**TEXT FOR ANALYSIS:**
--------------------

Intermediate May 3, 2026 · 3 min read

Wire pkg/shuttle/stripe into a Loom application to handle customer.subscription.updated events from Stripe. Estimated time: 30 minutes.

What you'll build

  • A Customer Thread with a subscription_active boolean field
  • A Stripe webhook receiver at /webhooks/stripe that verifies signatures and updates customers based on Stripe events
  • A small main.go that wires the runtime + the Stripe shuttle together

Step 1 — Customer Thread

# threads/customer.yaml
model: Customer
label: Customer
icon: building
fields:
  - name: company_name
    type: text
    required: true
  - name: stripe_customer_id
    type: text
    unique: true
  - name: subscription_active
    type: boolean
    default: false
permissions:
  - role: Admin
    can: all

Step 2 — Custom main.go (eject mode)

The Stripe shuttle needs to dispatch events back into your runtime. The cleanest approach is a tiny custom main.go:

// main.go
package main

import (
    "context"
    "log"
    "log/slog"
    "os"

    "github.com/orbweaver-dev/loom/internal/parser"
    "github.com/orbweaver-dev/loom/internal/runtime"
    "github.com/orbweaver-dev/loom/pkg/shuttle"
    "github.com/orbweaver-dev/loom/pkg/shuttle/stripe"
)

func main() {
    threads, err := parser.LoadDir("threads")

--------------------

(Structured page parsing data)

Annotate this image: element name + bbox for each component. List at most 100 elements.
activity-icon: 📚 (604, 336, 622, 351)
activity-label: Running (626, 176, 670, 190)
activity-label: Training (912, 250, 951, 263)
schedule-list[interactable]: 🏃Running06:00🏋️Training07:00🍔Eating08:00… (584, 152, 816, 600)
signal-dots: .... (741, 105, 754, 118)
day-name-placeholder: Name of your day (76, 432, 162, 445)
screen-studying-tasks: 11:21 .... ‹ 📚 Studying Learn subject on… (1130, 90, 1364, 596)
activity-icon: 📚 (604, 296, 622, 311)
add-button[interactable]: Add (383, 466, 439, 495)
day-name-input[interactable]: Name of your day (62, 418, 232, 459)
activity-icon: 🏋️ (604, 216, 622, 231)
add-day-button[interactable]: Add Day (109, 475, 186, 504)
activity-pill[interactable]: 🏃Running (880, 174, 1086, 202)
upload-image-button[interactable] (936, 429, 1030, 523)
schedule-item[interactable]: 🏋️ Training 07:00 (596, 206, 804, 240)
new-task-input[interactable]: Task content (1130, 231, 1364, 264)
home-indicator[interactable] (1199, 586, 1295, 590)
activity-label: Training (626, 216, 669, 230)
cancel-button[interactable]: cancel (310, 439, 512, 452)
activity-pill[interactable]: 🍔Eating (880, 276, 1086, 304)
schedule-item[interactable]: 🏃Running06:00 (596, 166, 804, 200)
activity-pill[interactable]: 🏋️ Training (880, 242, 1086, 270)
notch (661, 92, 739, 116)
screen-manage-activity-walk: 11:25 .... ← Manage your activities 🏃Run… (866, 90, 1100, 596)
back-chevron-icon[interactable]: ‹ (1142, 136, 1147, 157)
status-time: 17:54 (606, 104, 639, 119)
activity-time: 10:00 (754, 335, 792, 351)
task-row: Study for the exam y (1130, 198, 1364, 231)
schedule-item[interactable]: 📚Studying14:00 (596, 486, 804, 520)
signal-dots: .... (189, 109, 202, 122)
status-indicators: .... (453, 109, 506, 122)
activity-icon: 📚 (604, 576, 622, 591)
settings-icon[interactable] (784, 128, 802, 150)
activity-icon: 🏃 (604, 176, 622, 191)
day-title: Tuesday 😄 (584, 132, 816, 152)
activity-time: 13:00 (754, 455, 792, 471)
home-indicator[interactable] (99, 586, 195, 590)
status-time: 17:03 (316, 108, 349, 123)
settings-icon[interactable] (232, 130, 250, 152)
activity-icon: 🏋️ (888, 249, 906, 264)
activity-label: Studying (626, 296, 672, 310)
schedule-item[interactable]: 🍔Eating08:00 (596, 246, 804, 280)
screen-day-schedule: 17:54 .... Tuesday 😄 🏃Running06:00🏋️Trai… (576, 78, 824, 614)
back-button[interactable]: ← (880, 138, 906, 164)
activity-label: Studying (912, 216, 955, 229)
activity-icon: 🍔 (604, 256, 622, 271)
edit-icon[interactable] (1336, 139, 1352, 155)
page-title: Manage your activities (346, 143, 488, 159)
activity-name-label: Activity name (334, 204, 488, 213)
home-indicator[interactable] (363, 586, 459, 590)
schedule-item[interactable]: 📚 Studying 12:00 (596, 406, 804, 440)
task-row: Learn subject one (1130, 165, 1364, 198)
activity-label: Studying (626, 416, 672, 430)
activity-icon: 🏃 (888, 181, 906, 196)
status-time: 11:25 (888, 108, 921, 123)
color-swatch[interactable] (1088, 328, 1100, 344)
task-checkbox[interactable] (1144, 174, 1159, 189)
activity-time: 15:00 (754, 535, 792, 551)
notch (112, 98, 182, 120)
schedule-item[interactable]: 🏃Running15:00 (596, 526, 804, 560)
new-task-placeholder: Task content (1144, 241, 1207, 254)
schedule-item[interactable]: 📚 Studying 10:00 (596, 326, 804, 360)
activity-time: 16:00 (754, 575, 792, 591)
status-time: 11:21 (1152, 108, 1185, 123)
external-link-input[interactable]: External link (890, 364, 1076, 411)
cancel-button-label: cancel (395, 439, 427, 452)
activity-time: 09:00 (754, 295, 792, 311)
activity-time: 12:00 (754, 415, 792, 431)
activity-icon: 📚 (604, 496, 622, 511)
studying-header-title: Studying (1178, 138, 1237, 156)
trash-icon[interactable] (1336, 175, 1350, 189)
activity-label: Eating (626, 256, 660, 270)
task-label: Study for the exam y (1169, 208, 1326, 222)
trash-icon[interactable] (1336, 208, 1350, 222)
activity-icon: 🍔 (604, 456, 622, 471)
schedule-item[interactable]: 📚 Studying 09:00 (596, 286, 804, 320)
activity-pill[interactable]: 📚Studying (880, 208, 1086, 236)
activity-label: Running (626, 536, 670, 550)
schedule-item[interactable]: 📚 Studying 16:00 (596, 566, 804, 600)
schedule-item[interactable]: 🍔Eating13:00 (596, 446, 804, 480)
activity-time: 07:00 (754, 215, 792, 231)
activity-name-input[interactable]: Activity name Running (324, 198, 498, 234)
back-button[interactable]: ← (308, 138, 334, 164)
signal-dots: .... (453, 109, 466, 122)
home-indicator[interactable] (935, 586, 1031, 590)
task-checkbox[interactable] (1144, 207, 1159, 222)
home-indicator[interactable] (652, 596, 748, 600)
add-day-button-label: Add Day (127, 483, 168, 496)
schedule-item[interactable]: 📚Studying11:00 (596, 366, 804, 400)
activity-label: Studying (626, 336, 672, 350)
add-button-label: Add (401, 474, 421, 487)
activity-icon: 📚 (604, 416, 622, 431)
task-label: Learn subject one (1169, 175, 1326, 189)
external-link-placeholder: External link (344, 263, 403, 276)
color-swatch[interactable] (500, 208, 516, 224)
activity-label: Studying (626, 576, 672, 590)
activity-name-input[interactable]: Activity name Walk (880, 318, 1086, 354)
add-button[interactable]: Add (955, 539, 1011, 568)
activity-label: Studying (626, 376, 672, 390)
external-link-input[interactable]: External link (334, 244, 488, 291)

--------------------

Extend the Loom and Stripe webhook tutorial from the point where it stops. The rows have nothing to do with this.

    if err != nil {
        log.Fatal(err)
    }
    db, err := runtime.Open(runtime.DBOptions{})
    if err != nil {
        log.Fatal(err)
    }
    auth, err := runtime.NewAuth(0)
    if err != nil {
        log.Fatal(err)
    }

    stripePlugin := stripe.New(func(ctx context.Context, ev stripe.Event) error {
        switch ev.Type {
        case "customer.subscription.updated":
            return handleSubscriptionUpdate(ctx, db, ev)
        }
        return nil
    })

    srv, err := runtime.NewServer(runtime.ServerOptions{
        DB:      db,
        Threads: threads,
        Auth:    auth,
        Plugins: []shuttle.Shuttle{stripePlugin},
    })
    if err != nil {
        log.Fatal(err)
    }
    if err := srv.Start(); err != nil {
        slog.Error("server", "err", err)
        os.Exit(1)
    }
}

Step 3 — Implement the event handler

import "github.com/jmoiron/sqlx"

func handleSubscriptionUpdate(ctx context.Context, db *sqlx.DB, ev stripe.Event) error {
    obj := ev.Data.Object
    customerID, _ := obj["customer"].(string) // Stripe customer ID
    status, _ := obj["status"].(string)       // active|trialing|canceled|...

    active := status == "active" || status == "trialing"

    res, err := db.ExecContext(ctx,
        "UPDATE customers SET subscription_active = ? WHERE stripe_customer_id = ?",
        active, customerID)
    if err != nil {
        return err
    }
    n, _ := res.RowsAffected()
    if n == 0 {
        slog.Warn("stripe webhook: no customer matched", "stripe_customer_id", customerID)
    }
    return nil
}

If the handler returns an error, the webhook responds 500 — Stripe retries automatically.

Step 4 — Configure secrets

export DATABASE_URL='mysql://...'
export LOOM_SECRET=$(openssl rand -hex 32)
export STRIPE_WEBHOOK_SECRET='whsec_...'   # from your Stripe dashboard

The shuttle reads STRIPE_WEBHOOK_SECRET automatically; if it's not set, Init returns an error and the server refuses to start.

Step 5 — Build and run

go run .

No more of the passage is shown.